**WHAT YOU NEED TO DO:** Reproduce the records from their first line through the line containing "weather-temperature: 21 [345, 440, 394, 489]", substituting "bounding boxes" for "bboxes" and leaving everything else unchanged. Return only those lines.

● ● ● ● ●

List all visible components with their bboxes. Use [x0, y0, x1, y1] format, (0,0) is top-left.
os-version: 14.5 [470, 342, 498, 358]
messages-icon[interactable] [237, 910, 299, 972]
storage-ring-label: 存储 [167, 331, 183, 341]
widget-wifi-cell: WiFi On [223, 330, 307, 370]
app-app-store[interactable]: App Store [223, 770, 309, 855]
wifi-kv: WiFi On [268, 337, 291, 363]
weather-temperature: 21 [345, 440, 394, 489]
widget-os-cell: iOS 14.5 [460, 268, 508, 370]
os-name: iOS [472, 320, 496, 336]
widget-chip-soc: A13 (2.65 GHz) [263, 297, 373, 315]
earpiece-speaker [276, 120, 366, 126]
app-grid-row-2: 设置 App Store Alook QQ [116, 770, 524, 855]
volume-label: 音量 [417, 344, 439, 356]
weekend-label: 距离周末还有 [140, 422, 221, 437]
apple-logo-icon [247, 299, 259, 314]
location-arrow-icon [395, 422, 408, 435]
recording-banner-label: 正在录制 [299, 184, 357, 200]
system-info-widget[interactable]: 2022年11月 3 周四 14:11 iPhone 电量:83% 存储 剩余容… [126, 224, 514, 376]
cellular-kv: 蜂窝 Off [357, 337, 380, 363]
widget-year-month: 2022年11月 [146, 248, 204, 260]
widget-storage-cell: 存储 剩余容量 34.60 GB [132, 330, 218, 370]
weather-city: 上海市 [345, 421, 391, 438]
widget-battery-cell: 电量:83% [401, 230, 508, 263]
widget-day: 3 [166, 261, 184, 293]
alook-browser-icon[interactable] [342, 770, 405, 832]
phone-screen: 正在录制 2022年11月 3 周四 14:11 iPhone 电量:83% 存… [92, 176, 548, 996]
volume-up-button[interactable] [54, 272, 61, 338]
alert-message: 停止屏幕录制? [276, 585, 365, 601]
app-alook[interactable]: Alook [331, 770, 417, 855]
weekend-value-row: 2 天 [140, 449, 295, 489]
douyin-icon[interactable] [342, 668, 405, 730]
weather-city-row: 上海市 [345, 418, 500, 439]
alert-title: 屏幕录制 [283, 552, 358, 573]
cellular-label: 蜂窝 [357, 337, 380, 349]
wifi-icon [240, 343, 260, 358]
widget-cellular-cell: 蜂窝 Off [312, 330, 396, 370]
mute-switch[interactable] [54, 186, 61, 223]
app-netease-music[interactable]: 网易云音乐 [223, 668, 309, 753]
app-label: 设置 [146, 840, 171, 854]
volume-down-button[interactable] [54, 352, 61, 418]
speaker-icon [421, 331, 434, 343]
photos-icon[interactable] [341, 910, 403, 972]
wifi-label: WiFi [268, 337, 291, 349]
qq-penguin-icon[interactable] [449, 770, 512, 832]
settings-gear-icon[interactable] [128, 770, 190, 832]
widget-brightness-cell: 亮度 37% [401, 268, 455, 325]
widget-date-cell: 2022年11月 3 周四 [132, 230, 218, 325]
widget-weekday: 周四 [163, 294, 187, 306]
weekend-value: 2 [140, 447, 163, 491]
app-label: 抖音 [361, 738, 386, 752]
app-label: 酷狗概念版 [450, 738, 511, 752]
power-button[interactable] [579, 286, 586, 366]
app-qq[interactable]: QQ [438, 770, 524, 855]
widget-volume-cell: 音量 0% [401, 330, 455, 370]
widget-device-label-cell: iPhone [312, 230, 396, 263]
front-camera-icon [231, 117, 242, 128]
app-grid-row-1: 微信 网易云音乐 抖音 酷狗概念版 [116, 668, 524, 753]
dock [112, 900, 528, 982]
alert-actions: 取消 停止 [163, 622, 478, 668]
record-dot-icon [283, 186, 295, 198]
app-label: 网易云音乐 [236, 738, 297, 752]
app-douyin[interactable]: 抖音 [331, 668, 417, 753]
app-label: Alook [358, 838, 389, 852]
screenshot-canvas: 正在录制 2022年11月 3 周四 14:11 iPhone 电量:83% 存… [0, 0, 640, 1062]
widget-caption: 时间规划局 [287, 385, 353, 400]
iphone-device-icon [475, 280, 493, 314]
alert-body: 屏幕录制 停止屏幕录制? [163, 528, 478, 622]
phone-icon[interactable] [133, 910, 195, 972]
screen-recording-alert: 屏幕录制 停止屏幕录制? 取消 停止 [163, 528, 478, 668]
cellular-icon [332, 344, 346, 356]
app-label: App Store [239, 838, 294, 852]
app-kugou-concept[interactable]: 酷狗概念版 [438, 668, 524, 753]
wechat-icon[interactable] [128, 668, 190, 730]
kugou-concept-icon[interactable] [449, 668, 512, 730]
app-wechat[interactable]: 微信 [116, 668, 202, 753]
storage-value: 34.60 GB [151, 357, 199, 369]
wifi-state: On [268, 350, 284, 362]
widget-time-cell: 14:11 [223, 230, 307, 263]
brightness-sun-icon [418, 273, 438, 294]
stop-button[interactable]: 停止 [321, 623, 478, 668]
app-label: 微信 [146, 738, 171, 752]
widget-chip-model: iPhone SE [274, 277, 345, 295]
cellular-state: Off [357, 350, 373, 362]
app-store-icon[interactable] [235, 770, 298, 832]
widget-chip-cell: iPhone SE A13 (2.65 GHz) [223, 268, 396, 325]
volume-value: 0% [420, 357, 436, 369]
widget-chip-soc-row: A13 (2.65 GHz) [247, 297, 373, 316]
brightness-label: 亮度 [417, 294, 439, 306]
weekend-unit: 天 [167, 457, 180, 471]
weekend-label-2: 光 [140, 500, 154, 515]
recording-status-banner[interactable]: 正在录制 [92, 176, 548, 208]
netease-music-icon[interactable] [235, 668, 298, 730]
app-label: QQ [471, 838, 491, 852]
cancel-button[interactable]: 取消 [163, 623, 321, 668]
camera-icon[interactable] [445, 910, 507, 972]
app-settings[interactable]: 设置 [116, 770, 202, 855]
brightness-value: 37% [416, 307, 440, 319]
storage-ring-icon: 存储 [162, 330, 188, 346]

● ● ● ● ●

**OUTPUT FOR THIS EXERCISE:**
List all visible components with their bounding boxes. Use [x0, y0, x1, y1] format, (0,0) is top-left.
os-version: 14.5 [470, 342, 498, 358]
messages-icon[interactable] [237, 910, 299, 972]
storage-ring-label: 存储 [167, 331, 183, 341]
widget-wifi-cell: WiFi On [223, 330, 307, 370]
app-app-store[interactable]: App Store [223, 770, 309, 855]
wifi-kv: WiFi On [268, 337, 291, 363]
weather-temperature: 21 [345, 440, 394, 489]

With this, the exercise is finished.